QUOTED PASSAGE:

####################

At this point, you have a few options:
Recipe Interaction
If you want to write a recipe to perform a bunch of custom actions on your dicom files, you should read about how to work with recipes.
Clean Pixels
It’s likely that the pixels in the images have burned in annotations, and we can use the header data to flag these images. Thus, before you replace identifiers, you probably want to do this. We have a DicomCleaner class that can flag images for PHI based on matching some header filter criteria, and you can read about that here.
Update Identifiers
Once you are finished with any customization of the recipe, updating identifiers, and/or potentially flagging and quarantining images that have PHI, you should be ready to replace (PUT) with new fields based on the deid recipe.

####################

DATA EXCERPTS:

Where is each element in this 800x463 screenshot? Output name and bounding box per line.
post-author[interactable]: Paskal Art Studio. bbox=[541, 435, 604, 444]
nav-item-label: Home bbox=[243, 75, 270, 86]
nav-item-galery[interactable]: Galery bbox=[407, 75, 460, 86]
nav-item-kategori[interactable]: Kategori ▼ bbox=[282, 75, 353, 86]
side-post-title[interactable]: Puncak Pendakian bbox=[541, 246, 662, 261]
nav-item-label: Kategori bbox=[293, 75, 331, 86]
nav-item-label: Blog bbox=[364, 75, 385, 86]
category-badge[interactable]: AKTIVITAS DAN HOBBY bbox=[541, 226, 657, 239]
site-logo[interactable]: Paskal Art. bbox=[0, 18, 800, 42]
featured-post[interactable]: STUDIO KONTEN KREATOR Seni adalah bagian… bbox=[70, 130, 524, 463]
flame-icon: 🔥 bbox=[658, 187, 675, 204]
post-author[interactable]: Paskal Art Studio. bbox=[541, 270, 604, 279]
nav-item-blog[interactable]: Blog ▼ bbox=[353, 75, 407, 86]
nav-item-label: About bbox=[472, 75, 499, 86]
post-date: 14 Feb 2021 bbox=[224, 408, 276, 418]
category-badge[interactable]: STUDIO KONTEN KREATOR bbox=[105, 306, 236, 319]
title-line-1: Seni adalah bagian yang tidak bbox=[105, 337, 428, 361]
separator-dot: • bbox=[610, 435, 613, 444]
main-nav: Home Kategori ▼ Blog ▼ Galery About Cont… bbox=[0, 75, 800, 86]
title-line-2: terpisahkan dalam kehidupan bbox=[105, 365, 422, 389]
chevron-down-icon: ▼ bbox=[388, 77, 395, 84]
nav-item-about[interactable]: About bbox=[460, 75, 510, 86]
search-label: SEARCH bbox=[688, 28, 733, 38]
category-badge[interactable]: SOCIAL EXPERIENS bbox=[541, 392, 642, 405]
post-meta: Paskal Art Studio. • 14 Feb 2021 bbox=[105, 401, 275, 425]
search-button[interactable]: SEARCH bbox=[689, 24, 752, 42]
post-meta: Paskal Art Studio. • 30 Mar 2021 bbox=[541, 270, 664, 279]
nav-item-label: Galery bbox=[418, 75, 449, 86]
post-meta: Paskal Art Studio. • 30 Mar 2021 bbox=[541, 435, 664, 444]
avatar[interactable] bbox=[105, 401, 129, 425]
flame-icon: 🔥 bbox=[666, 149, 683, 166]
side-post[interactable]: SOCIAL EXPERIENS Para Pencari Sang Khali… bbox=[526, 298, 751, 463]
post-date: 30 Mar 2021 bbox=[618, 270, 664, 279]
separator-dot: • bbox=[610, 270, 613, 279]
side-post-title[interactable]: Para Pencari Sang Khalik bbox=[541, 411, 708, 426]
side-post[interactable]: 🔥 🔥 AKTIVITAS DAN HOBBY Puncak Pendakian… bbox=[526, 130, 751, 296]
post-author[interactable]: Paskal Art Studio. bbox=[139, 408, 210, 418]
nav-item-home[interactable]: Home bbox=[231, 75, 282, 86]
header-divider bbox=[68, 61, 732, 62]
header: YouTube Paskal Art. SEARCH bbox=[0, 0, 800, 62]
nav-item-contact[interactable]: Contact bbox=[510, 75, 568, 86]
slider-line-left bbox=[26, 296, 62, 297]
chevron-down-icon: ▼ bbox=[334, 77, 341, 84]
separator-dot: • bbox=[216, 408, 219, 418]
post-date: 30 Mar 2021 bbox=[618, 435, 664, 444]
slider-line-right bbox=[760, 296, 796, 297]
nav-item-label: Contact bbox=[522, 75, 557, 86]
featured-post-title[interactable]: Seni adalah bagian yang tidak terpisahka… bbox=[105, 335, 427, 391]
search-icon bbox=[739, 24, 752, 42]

####################

WHAT YOU HAVE TO DO: In the passage on dicom file options, which class can flag images for PHI by matching header filter criteria?

COMPLETED EXERCISE: The DicomCleaner class.